== What is being asked ==
Pull every line that holds the word "find" from the entries.

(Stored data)
****************

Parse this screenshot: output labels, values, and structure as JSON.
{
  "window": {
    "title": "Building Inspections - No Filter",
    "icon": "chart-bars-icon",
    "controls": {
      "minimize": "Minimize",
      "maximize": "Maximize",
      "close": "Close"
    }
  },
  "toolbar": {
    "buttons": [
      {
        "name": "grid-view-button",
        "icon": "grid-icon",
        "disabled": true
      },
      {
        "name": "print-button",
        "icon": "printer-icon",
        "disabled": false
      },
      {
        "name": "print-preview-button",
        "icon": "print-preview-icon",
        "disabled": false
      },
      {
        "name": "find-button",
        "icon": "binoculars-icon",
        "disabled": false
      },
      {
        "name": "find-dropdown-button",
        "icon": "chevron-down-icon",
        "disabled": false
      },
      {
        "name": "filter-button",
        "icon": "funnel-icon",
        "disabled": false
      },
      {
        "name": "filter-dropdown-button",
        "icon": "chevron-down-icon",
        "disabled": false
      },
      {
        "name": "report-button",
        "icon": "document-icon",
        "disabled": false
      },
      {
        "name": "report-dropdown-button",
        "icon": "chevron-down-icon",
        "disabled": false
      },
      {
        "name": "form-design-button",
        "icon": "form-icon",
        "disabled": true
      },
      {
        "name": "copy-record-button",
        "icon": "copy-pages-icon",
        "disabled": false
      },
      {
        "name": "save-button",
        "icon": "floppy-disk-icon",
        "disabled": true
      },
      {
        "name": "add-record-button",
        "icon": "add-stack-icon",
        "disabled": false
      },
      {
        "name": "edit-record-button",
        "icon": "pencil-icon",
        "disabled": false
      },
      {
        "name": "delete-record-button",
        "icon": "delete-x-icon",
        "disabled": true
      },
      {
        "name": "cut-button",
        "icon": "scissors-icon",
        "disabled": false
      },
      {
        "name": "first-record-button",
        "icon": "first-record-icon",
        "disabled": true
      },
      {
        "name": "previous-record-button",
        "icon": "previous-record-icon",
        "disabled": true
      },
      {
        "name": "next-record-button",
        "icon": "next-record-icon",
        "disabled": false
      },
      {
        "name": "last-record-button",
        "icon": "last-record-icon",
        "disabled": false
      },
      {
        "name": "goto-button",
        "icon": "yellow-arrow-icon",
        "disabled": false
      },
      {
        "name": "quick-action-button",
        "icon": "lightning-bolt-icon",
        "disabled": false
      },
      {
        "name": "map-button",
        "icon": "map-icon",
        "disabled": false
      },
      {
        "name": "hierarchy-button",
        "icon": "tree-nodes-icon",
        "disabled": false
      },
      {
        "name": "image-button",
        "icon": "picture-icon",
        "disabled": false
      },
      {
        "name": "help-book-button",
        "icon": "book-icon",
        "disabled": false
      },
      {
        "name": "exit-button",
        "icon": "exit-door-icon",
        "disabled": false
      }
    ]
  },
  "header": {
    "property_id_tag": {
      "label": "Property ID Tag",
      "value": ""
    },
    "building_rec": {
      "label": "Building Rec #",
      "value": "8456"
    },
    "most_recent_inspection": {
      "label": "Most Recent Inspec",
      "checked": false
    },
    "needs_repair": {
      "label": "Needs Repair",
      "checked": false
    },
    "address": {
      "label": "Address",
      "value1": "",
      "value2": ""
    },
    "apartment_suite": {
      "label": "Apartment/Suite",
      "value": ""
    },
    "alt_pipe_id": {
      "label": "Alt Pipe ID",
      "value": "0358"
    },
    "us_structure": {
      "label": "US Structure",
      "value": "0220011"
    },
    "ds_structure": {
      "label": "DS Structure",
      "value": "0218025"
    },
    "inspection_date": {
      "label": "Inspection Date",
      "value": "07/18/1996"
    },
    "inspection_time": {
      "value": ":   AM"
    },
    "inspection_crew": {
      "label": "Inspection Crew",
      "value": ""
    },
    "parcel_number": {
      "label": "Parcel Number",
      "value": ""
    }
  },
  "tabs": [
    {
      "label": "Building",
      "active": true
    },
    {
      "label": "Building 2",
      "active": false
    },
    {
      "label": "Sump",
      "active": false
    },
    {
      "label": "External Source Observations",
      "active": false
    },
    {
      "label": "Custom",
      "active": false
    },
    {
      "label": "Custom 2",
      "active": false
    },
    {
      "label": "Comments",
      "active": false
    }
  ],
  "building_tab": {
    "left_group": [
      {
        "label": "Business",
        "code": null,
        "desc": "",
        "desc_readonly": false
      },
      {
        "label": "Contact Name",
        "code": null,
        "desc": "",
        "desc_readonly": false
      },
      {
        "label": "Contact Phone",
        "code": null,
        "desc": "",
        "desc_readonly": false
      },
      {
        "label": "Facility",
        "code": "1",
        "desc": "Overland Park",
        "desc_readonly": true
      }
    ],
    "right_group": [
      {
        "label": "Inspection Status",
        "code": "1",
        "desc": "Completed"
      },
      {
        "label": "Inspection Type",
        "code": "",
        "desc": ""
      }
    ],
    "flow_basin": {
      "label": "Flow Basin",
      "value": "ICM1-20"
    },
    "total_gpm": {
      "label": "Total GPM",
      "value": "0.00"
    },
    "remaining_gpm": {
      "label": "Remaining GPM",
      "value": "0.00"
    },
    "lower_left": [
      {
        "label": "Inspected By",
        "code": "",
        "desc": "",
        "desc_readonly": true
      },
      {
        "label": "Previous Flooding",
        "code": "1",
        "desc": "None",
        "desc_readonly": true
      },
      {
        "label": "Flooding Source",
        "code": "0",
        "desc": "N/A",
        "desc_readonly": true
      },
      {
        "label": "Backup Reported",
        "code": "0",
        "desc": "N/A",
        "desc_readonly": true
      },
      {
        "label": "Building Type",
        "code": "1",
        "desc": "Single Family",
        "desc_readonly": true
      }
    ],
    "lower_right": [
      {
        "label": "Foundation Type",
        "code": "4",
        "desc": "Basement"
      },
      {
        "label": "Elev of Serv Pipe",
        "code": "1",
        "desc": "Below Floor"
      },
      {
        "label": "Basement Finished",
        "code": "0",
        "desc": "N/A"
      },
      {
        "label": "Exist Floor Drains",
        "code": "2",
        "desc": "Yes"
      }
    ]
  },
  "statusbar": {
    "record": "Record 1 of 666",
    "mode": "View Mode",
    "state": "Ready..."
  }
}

****************

== Finished exercise ==
        "name": "find-button",
        "name": "find-dropdown-button",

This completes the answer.